Listed records ▸
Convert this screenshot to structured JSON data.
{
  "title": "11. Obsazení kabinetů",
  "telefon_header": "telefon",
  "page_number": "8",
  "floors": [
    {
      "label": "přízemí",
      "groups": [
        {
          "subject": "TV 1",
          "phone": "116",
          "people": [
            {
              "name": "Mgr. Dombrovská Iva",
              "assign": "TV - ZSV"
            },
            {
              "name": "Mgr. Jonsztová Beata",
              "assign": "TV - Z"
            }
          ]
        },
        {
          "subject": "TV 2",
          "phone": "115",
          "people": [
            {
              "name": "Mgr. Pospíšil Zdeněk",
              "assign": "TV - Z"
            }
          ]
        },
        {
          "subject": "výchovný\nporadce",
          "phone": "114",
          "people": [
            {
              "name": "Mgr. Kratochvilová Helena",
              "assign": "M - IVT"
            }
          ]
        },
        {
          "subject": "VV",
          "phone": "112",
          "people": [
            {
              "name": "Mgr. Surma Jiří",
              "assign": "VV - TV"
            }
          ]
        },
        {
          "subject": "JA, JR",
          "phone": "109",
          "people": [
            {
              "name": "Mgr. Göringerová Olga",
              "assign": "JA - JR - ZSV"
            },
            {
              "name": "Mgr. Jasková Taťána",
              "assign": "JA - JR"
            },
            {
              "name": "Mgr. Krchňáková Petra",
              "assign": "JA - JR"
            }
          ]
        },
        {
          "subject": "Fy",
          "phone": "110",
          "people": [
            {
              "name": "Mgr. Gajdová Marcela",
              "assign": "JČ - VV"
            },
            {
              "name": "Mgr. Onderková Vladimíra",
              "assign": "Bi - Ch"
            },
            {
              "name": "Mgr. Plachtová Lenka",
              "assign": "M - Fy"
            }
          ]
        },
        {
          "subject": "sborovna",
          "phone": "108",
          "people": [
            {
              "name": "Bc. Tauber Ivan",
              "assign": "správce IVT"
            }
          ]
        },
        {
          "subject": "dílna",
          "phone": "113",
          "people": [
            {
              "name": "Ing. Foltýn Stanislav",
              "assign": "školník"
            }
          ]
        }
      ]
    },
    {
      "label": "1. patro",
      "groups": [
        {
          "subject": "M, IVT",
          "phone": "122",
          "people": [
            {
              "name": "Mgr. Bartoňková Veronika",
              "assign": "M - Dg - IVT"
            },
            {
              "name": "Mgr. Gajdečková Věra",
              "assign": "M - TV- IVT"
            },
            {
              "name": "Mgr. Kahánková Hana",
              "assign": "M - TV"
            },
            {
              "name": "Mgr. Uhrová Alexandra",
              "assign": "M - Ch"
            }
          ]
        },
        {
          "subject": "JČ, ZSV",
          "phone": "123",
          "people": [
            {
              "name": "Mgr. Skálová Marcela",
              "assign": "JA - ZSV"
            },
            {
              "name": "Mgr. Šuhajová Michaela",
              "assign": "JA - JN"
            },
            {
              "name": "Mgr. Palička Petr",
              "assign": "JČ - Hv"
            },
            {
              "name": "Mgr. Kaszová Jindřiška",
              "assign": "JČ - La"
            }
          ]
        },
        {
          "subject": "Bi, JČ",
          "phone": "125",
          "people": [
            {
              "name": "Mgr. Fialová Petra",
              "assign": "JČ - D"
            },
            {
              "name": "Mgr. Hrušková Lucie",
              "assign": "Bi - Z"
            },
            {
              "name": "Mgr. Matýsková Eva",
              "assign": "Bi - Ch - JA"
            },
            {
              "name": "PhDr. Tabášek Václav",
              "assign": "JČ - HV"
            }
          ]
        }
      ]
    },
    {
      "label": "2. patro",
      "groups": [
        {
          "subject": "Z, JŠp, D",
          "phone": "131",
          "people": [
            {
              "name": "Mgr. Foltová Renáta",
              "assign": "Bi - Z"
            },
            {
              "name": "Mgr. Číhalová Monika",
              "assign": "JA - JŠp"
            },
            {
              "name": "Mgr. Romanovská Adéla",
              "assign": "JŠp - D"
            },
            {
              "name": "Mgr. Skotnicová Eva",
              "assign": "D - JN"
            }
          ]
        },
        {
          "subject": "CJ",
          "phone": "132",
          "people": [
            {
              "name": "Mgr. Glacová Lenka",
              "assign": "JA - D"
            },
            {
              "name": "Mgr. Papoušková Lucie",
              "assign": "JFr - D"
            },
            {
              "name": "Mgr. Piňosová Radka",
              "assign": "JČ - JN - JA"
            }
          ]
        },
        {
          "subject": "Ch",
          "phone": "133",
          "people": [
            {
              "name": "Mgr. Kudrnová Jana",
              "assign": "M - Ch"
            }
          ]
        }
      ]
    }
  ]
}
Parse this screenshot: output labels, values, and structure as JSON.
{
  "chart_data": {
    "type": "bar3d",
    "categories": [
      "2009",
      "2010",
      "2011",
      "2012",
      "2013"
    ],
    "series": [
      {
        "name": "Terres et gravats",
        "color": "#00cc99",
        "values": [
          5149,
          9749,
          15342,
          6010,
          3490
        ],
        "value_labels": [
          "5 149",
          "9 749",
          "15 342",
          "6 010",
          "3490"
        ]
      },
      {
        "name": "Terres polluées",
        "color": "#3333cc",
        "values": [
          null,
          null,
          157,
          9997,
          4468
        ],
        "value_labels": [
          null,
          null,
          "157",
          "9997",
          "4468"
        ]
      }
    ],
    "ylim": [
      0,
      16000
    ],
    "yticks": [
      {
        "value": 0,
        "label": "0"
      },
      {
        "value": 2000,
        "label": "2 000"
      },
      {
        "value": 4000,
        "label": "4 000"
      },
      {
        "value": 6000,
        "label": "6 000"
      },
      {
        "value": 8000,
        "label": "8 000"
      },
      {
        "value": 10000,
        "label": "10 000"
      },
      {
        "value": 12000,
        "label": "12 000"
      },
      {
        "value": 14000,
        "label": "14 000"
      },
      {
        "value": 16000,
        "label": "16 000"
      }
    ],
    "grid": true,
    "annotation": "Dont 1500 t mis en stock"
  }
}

Problem requirements ▸
Determine the number of lines in the listing that contain the string "Terres". Write that number and nothing else.

Result of the task ▸
2